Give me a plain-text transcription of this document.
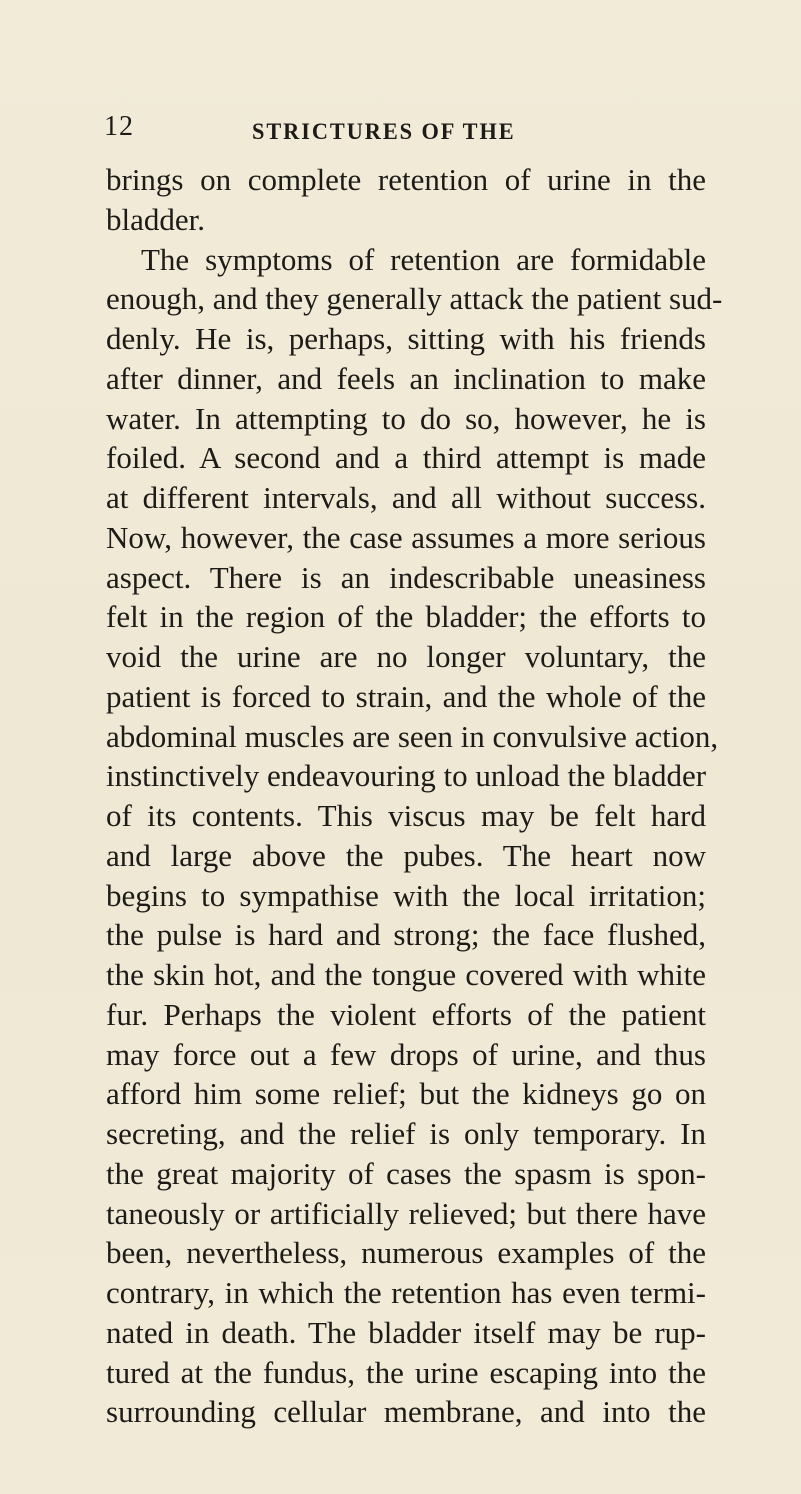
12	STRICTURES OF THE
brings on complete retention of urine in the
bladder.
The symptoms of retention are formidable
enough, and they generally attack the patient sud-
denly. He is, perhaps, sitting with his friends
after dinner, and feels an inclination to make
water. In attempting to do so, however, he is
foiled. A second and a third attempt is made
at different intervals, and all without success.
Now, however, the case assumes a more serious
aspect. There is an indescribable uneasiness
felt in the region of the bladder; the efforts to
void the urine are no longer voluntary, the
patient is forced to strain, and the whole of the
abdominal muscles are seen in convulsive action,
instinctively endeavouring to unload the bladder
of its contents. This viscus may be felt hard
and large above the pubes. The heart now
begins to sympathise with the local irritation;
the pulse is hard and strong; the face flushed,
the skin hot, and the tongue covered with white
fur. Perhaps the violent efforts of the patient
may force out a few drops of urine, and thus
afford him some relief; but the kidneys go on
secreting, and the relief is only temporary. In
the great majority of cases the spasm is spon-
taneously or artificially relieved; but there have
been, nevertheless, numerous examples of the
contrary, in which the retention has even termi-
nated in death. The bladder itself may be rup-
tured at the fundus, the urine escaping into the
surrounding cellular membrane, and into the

--

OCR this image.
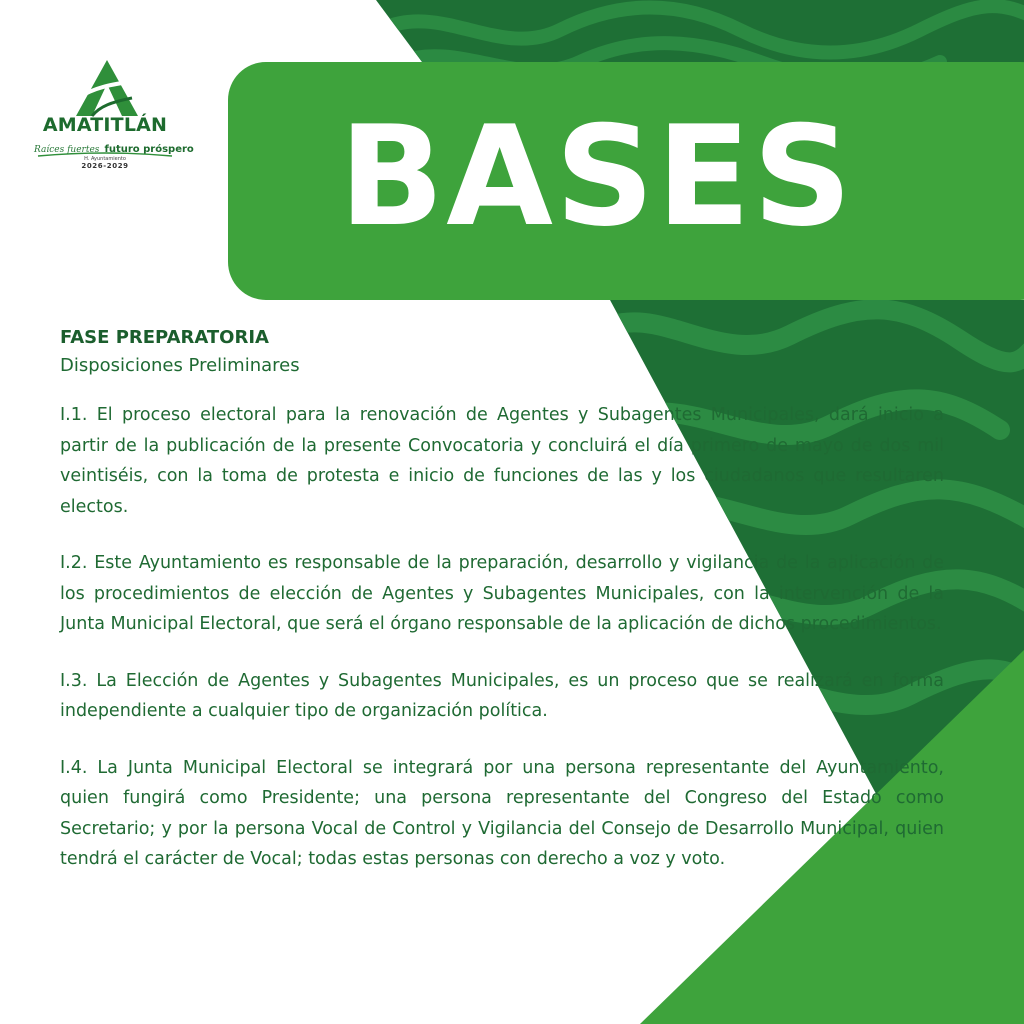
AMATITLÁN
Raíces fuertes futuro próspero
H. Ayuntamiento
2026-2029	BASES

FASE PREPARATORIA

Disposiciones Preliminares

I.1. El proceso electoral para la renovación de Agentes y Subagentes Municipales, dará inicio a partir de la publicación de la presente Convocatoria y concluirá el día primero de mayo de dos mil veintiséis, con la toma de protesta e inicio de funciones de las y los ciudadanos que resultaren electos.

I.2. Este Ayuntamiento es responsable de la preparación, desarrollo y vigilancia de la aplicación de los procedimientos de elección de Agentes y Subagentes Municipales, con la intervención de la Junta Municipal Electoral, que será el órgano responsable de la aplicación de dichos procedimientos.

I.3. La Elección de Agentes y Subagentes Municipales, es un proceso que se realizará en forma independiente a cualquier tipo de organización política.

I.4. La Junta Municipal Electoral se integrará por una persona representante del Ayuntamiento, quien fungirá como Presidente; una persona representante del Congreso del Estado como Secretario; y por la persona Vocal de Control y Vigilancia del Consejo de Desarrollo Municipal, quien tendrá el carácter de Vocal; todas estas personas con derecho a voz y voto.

To be done:
Copy every line of the material in which the word "Junta" occurs.

Solution to the problem:
I.2. Este Ayuntamiento es responsable de la preparación, desarrollo y vigilancia de la aplicación de los procedimientos de elección de Agentes y Subagentes Municipales, con la intervención de la Junta Municipal Electoral, que será el órgano responsable de la aplicación de dichos procedimientos.
I.4. La Junta Municipal Electoral se integrará por una persona representante del Ayuntamiento, quien fungirá como Presidente; una persona representante del Congreso del Estado como Secretario; y por la persona Vocal de Control y Vigilancia del Consejo de Desarrollo Municipal, quien tendrá el carácter de Vocal; todas estas personas con derecho a voz y voto.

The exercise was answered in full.